_DATA ROWS_
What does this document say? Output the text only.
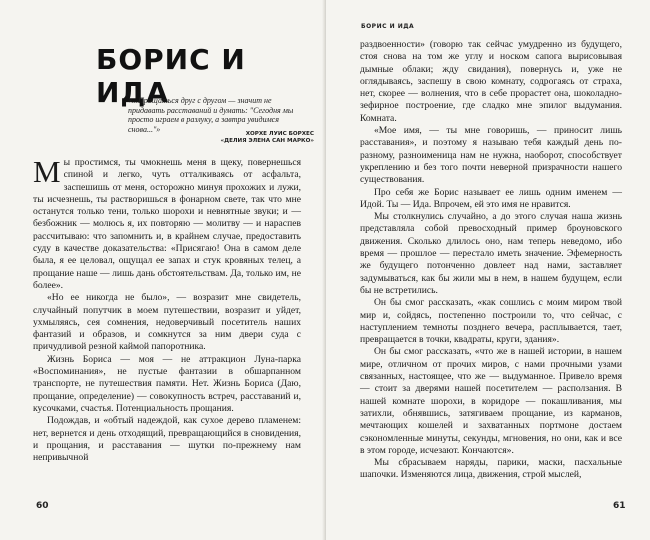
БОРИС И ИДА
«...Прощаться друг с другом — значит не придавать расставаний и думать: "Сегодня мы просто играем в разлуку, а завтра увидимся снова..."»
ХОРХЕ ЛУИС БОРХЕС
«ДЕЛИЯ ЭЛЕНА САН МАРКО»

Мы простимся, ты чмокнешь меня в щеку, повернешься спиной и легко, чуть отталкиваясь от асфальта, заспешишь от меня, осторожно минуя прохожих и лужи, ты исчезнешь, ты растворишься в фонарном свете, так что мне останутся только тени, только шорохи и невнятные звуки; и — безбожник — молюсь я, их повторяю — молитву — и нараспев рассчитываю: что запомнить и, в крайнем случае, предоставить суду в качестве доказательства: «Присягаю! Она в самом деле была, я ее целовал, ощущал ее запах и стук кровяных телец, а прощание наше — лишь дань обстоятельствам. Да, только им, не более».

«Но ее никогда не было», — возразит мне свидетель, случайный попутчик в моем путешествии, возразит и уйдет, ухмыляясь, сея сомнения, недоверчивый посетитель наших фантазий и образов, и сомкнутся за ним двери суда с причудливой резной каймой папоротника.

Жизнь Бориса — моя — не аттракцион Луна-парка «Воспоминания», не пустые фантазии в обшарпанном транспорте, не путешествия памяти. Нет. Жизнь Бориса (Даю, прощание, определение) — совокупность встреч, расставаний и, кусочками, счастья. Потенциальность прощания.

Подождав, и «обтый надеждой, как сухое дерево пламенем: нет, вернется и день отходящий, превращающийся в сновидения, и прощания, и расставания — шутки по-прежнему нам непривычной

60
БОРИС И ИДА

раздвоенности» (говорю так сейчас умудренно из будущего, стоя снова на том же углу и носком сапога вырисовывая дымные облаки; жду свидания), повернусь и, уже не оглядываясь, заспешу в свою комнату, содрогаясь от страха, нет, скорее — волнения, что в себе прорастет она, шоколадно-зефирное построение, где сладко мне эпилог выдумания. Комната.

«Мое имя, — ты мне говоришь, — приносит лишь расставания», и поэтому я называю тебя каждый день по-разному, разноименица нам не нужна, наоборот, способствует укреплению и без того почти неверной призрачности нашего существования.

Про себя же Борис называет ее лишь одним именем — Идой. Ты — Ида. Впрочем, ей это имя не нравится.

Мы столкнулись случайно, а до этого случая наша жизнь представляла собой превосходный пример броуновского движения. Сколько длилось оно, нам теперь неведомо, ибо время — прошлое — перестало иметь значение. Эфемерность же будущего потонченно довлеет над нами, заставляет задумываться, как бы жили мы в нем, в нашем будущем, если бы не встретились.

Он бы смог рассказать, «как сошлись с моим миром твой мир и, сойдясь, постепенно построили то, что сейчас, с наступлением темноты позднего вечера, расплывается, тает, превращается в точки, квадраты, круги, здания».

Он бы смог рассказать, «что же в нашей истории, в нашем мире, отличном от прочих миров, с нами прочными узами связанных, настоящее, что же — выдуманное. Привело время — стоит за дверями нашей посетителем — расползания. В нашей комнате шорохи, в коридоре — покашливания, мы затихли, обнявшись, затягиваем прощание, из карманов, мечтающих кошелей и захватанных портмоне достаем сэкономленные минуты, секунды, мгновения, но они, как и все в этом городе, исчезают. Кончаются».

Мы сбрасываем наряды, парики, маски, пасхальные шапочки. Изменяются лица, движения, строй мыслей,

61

_PROBLEM REQUIREMENTS_
Identify and copy the lines holding the word "движения".

_PROBLEM SOLUTION_
Мы столкнулись случайно, а до этого случая наша жизнь представляла собой превосходный пример броуновского движения. Сколько длилось оно, нам теперь неведомо, ибо время — прошлое — перестало иметь значение. Эфемерность же будущего потонченно довлеет над нами, заставляет задумываться, как бы жили мы в нем, в нашем будущем, если бы не встретились.
Мы сбрасываем наряды, парики, маски, пасхальные шапочки. Изменяются лица, движения, строй мыслей,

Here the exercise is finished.